What the task requires. Narrow the data below down to the lines containing "Grady".

(Dataset records)
################
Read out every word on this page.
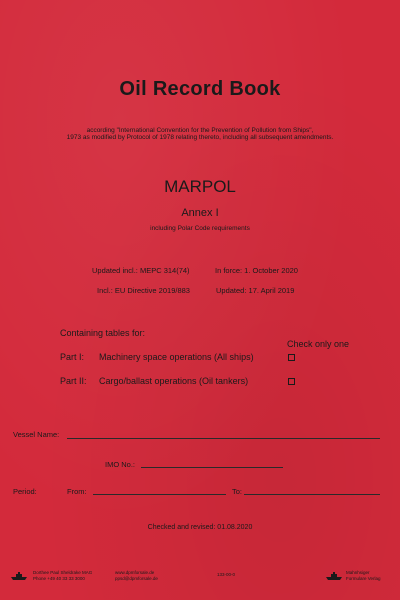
Oil Record Book
according "International Convention for the Prevention of Pollution from Ships",
1973 as modified by Protocol of 1978 relating thereto, including all subsequent amendments.
MARPOL
Annex I
including Polar Code requirements
Updated incl.: MEPC 314(74)	In force: 1. October 2020
Incl.: EU Directive 2019/883	Updated: 17. April 2019
Containing tables for:
Check only one
Part I: Machinery space operations (All ships)
Part II: Cargo/ballast operations (Oil tankers)
Vessel Name:
IMO No.:
Period:	From:	To:
Checked and revised: 01.08.2020
Dorthee Paul Sheldrake MAG
Phone +49 40 33 33 3000
www.dpmforsale.de
ppsd@dpmforsale.de
133-00-0	Mahnhsiger
Formulare Verlag
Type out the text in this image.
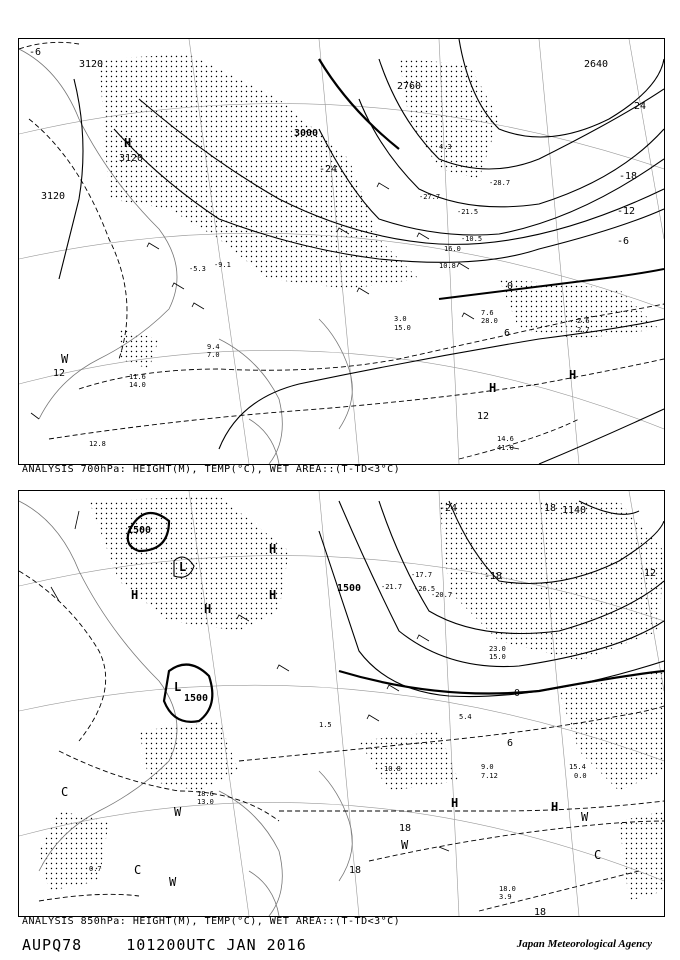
3120
3120
3120
3000
2760
2640
-6
-24
-18
-12
-6
0
6
12
12
24
H
H
H
W
-9.1
-10.5
-21.5
-28.7
-27.7
4.3
16.0
10.8
7.6
28.0
3.0
15.0
2.6
2.7
14.6
41.0
11.6
14.0
12.8
-5.3
9.4
7.0
ANALYSIS 700hPa: HEIGHT(M), TEMP(°C), WET AREA::(T-TD<3°C)
1500
1500
1500
1140
-24
-18	12
18
0
6
18
18
18
L
L
H
H
H
H
H	H
W
W
C
C
C
W
W
-17.7
-21.7 -26.5
-20.7
23.0
15.0
5.4
1.5
9.0
7.12
15.4
0.0
10.8
18.0
3.9
18.6
13.0
0.7
ANALYSIS 850hPa: HEIGHT(M), TEMP(°C), WET AREA::(T-TD<3°C)
AUPQ78	101200UTC JAN 2016	Japan Meteorological Agency
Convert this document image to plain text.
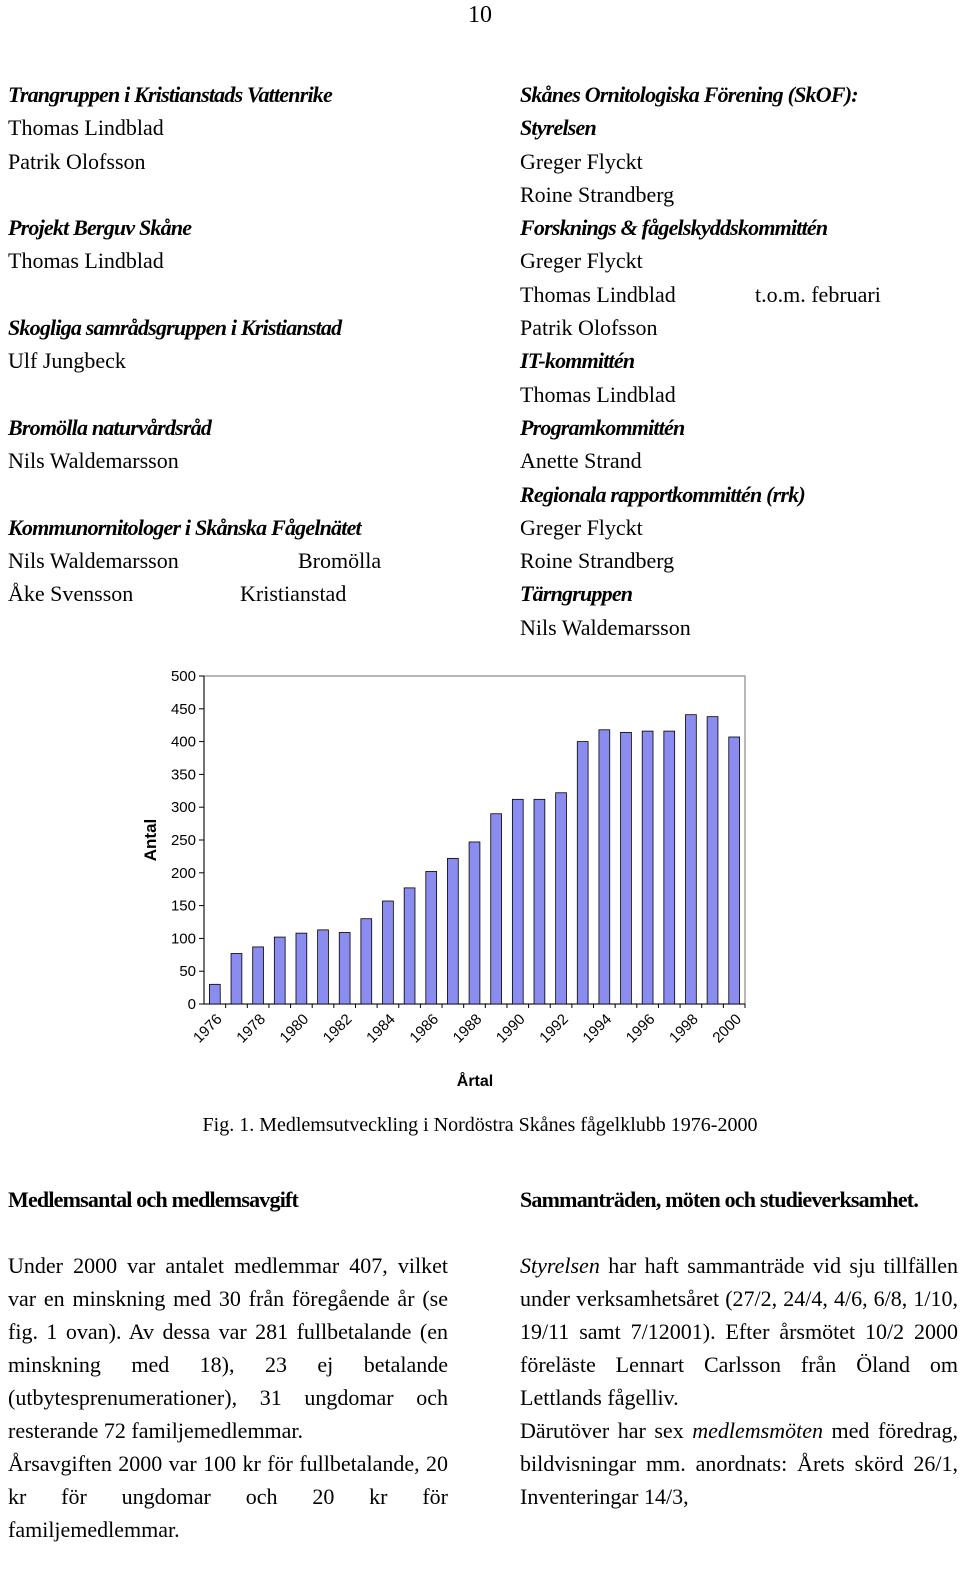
10
Trangruppen i Kristianstads Vattenrike
Thomas Lindblad
Patrik Olofsson
Projekt Berguv Skåne
Thomas Lindblad
Skogliga samrådsgruppen i Kristianstad
Ulf Jungbeck
Bromölla naturvårdsråd
Nils Waldemarsson
Kommunornitologer i Skånska Fågelnätet
Nils Waldemarsson	Bromölla
Åke Svensson	Kristianstad
Skånes Ornitologiska Förening (SkOF):
Styrelsen
Greger Flyckt
Roine Strandberg
Forsknings & fågelskyddskommittén
Greger Flyckt
Thomas Lindblad	t.o.m. februari
Patrik Olofsson
IT-kommittén
Thomas Lindblad
Programkommittén
Anette Strand
Regionala rapportkommittén (rrk)
Greger Flyckt
Roine Strandberg
Tärngruppen
Nils Waldemarsson
0
50
100
150
200
250
300
350
400
450
500
1976 1978 1980 1982 1984 1986 1988 1990 1992 1994 1996 1998 2000
Årtal
Antal
Fig. 1. Medlemsutveckling i Nordöstra Skånes fågelklubb 1976-2000
Medlemsantal och medlemsavgift
Under 2000 var antalet medlemmar 407, vilket var en minskning med 30 från föregående år (se fig. 1 ovan). Av dessa var 281 fullbetalande (en minskning med 18), 23 ej betalande (utbytesprenumerationer), 31 ungdomar och resterande 72 familjemedlemmar.
Årsavgiften 2000 var 100 kr för fullbetalande, 20 kr för ungdomar och 20 kr för familjemedlemmar.
Sammanträden, möten och studieverksamhet.
Styrelsen har haft sammanträde vid sju tillfällen under verksamhetsåret (27/2, 24/4, 4/6, 6/8, 1/10, 19/11 samt 7/12001). Efter årsmötet 10/2 2000 föreläste Lennart Carlsson från Öland om Lettlands fågelliv.
Därutöver har sex medlemsmöten med föredrag, bildvisningar mm. anordnats: Årets skörd 26/1, Inventeringar 14/3,
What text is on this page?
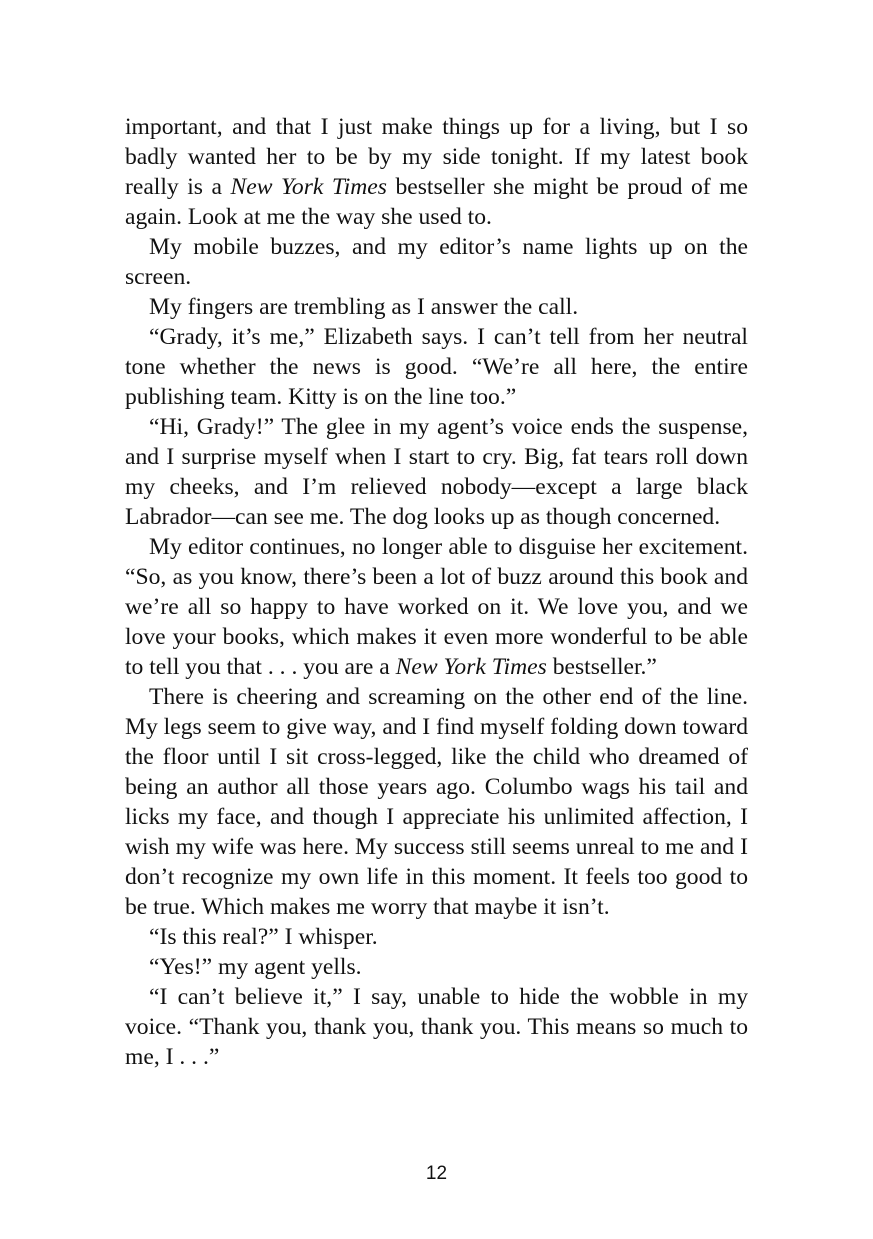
important, and that I just make things up for a living, but I so badly wanted her to be by my side tonight. If my latest book really is a New York Times bestseller she might be proud of me again. Look at me the way she used to.

My mobile buzzes, and my editor’s name lights up on the screen.

My fingers are trembling as I answer the call.

“Grady, it’s me,” Elizabeth says. I can’t tell from her neutral tone whether the news is good. “We’re all here, the entire publishing team. Kitty is on the line too.”

“Hi, Grady!” The glee in my agent’s voice ends the suspense, and I surprise myself when I start to cry. Big, fat tears roll down my cheeks, and I’m relieved nobody—except a large black Labrador—can see me. The dog looks up as though concerned.

My editor continues, no longer able to disguise her excitement. “So, as you know, there’s been a lot of buzz around this book and we’re all so happy to have worked on it. We love you, and we love your books, which makes it even more wonderful to be able to tell you that . . . you are a New York Times bestseller.”

There is cheering and screaming on the other end of the line. My legs seem to give way, and I find myself folding down toward the floor until I sit cross-legged, like the child who dreamed of being an author all those years ago. Columbo wags his tail and licks my face, and though I appreciate his unlimited affection, I wish my wife was here. My success still seems unreal to me and I don’t recognize my own life in this moment. It feels too good to be true. Which makes me worry that maybe it isn’t.

“Is this real?” I whisper.

“Yes!” my agent yells.

“I can’t believe it,” I say, unable to hide the wobble in my voice. “Thank you, thank you, thank you. This means so much to me, I . . .”

12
################
The response.
“Grady, it’s me,” Elizabeth says. I can’t tell from her neutral tone whether the news is good. “We’re all here, the entire publishing team. Kitty is on the line too.”
“Hi, Grady!” The glee in my agent’s voice ends the suspense, and I surprise myself when I start to cry. Big, fat tears roll down my cheeks, and I’m relieved nobody—except a large black Labrador—can see me. The dog looks up as though concerned.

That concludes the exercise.